→ Exercise description
Each line should be copied exactly.

→ Items from a data source

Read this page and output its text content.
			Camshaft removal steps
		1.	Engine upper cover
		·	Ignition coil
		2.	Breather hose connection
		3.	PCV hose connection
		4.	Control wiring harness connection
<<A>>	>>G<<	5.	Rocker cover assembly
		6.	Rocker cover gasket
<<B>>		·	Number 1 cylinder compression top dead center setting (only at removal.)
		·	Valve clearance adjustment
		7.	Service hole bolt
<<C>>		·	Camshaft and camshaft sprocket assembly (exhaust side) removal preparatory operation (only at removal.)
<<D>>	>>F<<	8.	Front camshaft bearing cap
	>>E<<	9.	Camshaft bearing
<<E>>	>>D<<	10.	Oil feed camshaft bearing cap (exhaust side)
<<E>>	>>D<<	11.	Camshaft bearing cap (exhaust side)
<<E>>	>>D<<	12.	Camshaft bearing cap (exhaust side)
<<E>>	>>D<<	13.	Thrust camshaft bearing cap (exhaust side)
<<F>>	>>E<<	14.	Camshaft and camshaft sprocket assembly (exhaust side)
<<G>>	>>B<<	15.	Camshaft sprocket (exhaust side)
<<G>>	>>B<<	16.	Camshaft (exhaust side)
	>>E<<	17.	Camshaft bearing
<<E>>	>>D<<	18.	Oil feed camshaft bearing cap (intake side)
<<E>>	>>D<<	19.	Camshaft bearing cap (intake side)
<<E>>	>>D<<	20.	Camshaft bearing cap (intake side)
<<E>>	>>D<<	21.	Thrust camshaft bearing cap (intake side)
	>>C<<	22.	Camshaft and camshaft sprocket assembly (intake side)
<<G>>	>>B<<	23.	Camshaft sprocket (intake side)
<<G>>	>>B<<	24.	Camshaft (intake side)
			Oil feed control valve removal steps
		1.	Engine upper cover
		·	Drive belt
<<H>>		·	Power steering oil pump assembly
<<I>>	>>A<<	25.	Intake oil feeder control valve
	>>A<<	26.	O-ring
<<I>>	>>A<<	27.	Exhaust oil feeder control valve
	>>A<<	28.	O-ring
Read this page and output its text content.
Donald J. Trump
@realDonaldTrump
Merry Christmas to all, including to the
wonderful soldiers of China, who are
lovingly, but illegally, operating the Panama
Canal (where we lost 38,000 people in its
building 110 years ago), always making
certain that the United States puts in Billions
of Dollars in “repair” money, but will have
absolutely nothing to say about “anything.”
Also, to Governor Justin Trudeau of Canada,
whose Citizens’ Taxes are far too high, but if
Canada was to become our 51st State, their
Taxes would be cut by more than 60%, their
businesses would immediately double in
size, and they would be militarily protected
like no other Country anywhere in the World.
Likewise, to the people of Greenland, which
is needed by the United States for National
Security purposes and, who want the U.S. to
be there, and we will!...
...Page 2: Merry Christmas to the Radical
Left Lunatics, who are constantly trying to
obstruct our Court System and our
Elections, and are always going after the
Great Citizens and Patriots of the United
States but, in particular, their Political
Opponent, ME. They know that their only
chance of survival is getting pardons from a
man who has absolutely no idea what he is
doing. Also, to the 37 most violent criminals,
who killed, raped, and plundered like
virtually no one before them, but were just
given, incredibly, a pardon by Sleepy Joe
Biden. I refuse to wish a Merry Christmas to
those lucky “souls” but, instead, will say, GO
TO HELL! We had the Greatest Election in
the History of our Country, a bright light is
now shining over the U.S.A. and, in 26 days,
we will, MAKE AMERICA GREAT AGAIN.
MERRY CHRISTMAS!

→ Reply to the task
Read this page and output its text content.
			Camshaft removal steps
		1.	Engine upper cover
		·	Ignition coil
		2.	Breather hose connection
		3.	PCV hose connection
		4.	Control wiring harness connection
<<A>>	>>G<<	5.	Rocker cover assembly
		6.	Rocker cover gasket
<<B>>		·	Number 1 cylinder compression top dead center setting (only at removal.)
		·	Valve clearance adjustment
		7.	Service hole bolt
<<C>>		·	Camshaft and camshaft sprocket assembly (exhaust side) removal preparatory operation (only at removal.)
<<D>>	>>F<<	8.	Front camshaft bearing cap
	>>E<<	9.	Camshaft bearing
<<E>>	>>D<<	10.	Oil feed camshaft bearing cap (exhaust side)
<<E>>	>>D<<	11.	Camshaft bearing cap (exhaust side)
<<E>>	>>D<<	12.	Camshaft bearing cap (exhaust side)
<<E>>	>>D<<	13.	Thrust camshaft bearing cap (exhaust side)
<<F>>	>>E<<	14.	Camshaft and camshaft sprocket assembly (exhaust side)
<<G>>	>>B<<	15.	Camshaft sprocket (exhaust side)
<<G>>	>>B<<	16.	Camshaft (exhaust side)
	>>E<<	17.	Camshaft bearing
<<E>>	>>D<<	18.	Oil feed camshaft bearing cap (intake side)
<<E>>	>>D<<	19.	Camshaft bearing cap (intake side)
<<E>>	>>D<<	20.	Camshaft bearing cap (intake side)
<<E>>	>>D<<	21.	Thrust camshaft bearing cap (intake side)
	>>C<<	22.	Camshaft and camshaft sprocket assembly (intake side)
<<G>>	>>B<<	23.	Camshaft sprocket (intake side)
<<G>>	>>B<<	24.	Camshaft (intake side)
			Oil feed control valve removal steps
		1.	Engine upper cover
		·	Drive belt
<<H>>		·	Power steering oil pump assembly
<<I>>	>>A<<	25.	Intake oil feeder control valve
	>>A<<	26.	O-ring
<<I>>	>>A<<	27.	Exhaust oil feeder control valve
	>>A<<	28.	O-ring
Read this page and output its text content.
Donald J. Trump
@realDonaldTrump
Merry Christmas to all, including to the
wonderful soldiers of China, who are
lovingly, but illegally, operating the Panama
Canal (where we lost 38,000 people in its
building 110 years ago), always making
certain that the United States puts in Billions
of Dollars in “repair” money, but will have
absolutely nothing to say about “anything.”
Also, to Governor Justin Trudeau of Canada,
whose Citizens’ Taxes are far too high, but if
Canada was to become our 51st State, their
Taxes would be cut by more than 60%, their
businesses would immediately double in
size, and they would be militarily protected
like no other Country anywhere in the World.
Likewise, to the people of Greenland, which
is needed by the United States for National
Security purposes and, who want the U.S. to
be there, and we will!...
...Page 2: Merry Christmas to the Radical
Left Lunatics, who are constantly trying to
obstruct our Court System and our
Elections, and are always going after the
Great Citizens and Patriots of the United
States but, in particular, their Political
Opponent, ME. They know that their only
chance of survival is getting pardons from a
man who has absolutely no idea what he is
doing. Also, to the 37 most violent criminals,
who killed, raped, and plundered like
virtually no one before them, but were just
given, incredibly, a pardon by Sleepy Joe
Biden. I refuse to wish a Merry Christmas to
those lucky “souls” but, instead, will say, GO
TO HELL! We had the Greatest Election in
the History of our Country, a bright light is
now shining over the U.S.A. and, in 26 days,
we will, MAKE AMERICA GREAT AGAIN.
MERRY CHRISTMAS!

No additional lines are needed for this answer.